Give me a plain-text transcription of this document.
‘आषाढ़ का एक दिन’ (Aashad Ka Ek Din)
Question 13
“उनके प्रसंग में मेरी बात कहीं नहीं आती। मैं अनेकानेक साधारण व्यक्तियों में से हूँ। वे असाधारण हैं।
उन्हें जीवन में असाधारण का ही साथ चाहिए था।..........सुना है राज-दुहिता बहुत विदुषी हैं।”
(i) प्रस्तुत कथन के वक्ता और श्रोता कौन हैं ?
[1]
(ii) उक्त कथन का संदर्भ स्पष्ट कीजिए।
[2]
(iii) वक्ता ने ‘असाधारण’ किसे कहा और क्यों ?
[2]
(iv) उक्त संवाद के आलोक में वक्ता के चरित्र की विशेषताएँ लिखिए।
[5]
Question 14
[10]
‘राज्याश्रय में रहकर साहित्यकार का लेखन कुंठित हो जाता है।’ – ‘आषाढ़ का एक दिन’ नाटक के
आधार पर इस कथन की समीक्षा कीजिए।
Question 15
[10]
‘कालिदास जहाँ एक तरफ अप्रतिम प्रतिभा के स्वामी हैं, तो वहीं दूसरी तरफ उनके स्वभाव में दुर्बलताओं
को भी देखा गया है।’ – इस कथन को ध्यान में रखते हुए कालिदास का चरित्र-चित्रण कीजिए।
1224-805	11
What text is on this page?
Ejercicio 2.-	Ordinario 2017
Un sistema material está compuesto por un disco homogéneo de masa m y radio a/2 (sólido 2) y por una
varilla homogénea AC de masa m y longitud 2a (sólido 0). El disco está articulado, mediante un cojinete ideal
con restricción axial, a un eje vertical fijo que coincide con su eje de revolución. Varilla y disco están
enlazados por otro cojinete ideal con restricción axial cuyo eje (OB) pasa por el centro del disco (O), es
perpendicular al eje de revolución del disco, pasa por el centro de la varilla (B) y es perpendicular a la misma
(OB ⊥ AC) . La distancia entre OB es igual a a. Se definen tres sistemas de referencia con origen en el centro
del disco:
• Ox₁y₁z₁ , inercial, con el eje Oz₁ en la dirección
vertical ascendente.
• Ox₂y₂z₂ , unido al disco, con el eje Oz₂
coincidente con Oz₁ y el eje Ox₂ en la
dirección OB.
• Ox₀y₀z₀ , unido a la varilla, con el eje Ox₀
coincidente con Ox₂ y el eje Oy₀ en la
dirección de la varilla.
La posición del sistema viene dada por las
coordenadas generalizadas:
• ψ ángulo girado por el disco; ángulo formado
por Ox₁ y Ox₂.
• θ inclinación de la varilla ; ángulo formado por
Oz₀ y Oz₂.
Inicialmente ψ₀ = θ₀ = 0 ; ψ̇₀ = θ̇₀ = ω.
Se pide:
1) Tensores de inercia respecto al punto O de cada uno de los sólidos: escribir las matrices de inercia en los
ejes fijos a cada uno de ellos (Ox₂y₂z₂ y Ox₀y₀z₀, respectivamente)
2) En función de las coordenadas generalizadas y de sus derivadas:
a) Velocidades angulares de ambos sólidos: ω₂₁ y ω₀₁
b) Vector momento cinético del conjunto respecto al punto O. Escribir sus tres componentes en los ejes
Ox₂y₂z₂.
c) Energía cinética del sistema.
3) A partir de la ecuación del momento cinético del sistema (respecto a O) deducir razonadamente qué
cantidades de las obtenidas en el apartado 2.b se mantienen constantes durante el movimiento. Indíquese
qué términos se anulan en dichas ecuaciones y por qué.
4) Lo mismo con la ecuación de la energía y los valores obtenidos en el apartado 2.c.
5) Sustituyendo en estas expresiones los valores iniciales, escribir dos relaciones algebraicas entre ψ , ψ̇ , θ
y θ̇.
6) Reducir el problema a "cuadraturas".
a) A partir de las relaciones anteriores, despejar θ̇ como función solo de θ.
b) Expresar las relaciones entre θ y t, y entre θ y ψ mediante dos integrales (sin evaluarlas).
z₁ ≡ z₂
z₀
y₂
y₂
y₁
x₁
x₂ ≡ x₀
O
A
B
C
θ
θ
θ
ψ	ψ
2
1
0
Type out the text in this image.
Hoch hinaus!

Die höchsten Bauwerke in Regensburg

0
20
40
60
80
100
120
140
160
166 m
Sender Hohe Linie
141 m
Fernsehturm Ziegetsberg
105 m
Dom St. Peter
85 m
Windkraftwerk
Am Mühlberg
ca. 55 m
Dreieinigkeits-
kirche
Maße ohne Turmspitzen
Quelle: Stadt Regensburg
^^^^^^^^^^^^^^^^
PROBLEM TO WORK ON —
Return each line of the data exactly as written above.

EXERCISE RESPONSE —
Give me a plain-text transcription of this document.
‘आषाढ़ का एक दिन’ (Aashad Ka Ek Din)
Question 13
“उनके प्रसंग में मेरी बात कहीं नहीं आती। मैं अनेकानेक साधारण व्यक्तियों में से हूँ। वे असाधारण हैं।
उन्हें जीवन में असाधारण का ही साथ चाहिए था।..........सुना है राज-दुहिता बहुत विदुषी हैं।”
(i) प्रस्तुत कथन के वक्ता और श्रोता कौन हैं ?
[1]
(ii) उक्त कथन का संदर्भ स्पष्ट कीजिए।
[2]
(iii) वक्ता ने ‘असाधारण’ किसे कहा और क्यों ?
[2]
(iv) उक्त संवाद के आलोक में वक्ता के चरित्र की विशेषताएँ लिखिए।
[5]
Question 14
[10]
‘राज्याश्रय में रहकर साहित्यकार का लेखन कुंठित हो जाता है।’ – ‘आषाढ़ का एक दिन’ नाटक के
आधार पर इस कथन की समीक्षा कीजिए।
Question 15
[10]
‘कालिदास जहाँ एक तरफ अप्रतिम प्रतिभा के स्वामी हैं, तो वहीं दूसरी तरफ उनके स्वभाव में दुर्बलताओं
को भी देखा गया है।’ – इस कथन को ध्यान में रखते हुए कालिदास का चरित्र-चित्रण कीजिए।
1224-805	11
What text is on this page?
Ejercicio 2.-	Ordinario 2017
Un sistema material está compuesto por un disco homogéneo de masa m y radio a/2 (sólido 2) y por una
varilla homogénea AC de masa m y longitud 2a (sólido 0). El disco está articulado, mediante un cojinete ideal
con restricción axial, a un eje vertical fijo que coincide con su eje de revolución. Varilla y disco están
enlazados por otro cojinete ideal con restricción axial cuyo eje (OB) pasa por el centro del disco (O), es
perpendicular al eje de revolución del disco, pasa por el centro de la varilla (B) y es perpendicular a la misma
(OB ⊥ AC) . La distancia entre OB es igual a a. Se definen tres sistemas de referencia con origen en el centro
del disco:
• Ox₁y₁z₁ , inercial, con el eje Oz₁ en la dirección
vertical ascendente.
• Ox₂y₂z₂ , unido al disco, con el eje Oz₂
coincidente con Oz₁ y el eje Ox₂ en la
dirección OB.
• Ox₀y₀z₀ , unido a la varilla, con el eje Ox₀
coincidente con Ox₂ y el eje Oy₀ en la
dirección de la varilla.
La posición del sistema viene dada por las
coordenadas generalizadas:
• ψ ángulo girado por el disco; ángulo formado
por Ox₁ y Ox₂.
• θ inclinación de la varilla ; ángulo formado por
Oz₀ y Oz₂.
Inicialmente ψ₀ = θ₀ = 0 ; ψ̇₀ = θ̇₀ = ω.
Se pide:
1) Tensores de inercia respecto al punto O de cada uno de los sólidos: escribir las matrices de inercia en los
ejes fijos a cada uno de ellos (Ox₂y₂z₂ y Ox₀y₀z₀, respectivamente)
2) En función de las coordenadas generalizadas y de sus derivadas:
a) Velocidades angulares de ambos sólidos: ω₂₁ y ω₀₁
b) Vector momento cinético del conjunto respecto al punto O. Escribir sus tres componentes en los ejes
Ox₂y₂z₂.
c) Energía cinética del sistema.
3) A partir de la ecuación del momento cinético del sistema (respecto a O) deducir razonadamente qué
cantidades de las obtenidas en el apartado 2.b se mantienen constantes durante el movimiento. Indíquese
qué términos se anulan en dichas ecuaciones y por qué.
4) Lo mismo con la ecuación de la energía y los valores obtenidos en el apartado 2.c.
5) Sustituyendo en estas expresiones los valores iniciales, escribir dos relaciones algebraicas entre ψ , ψ̇ , θ
y θ̇.
6) Reducir el problema a "cuadraturas".
a) A partir de las relaciones anteriores, despejar θ̇ como función solo de θ.
b) Expresar las relaciones entre θ y t, y entre θ y ψ mediante dos integrales (sin evaluarlas).
z₁ ≡ z₂
z₀
y₂
y₂
y₁
x₁
x₂ ≡ x₀
O
A
B
C
θ
θ
θ
ψ	ψ
2
1
0
Type out the text in this image.
Hoch hinaus!

Die höchsten Bauwerke in Regensburg

0
20
40
60
80
100
120
140
160
166 m
Sender Hohe Linie
141 m
Fernsehturm Ziegetsberg
105 m
Dom St. Peter
85 m
Windkraftwerk
Am Mühlberg
ca. 55 m
Dreieinigkeits-
kirche
Maße ohne Turmspitzen
Quelle: Stadt Regensburg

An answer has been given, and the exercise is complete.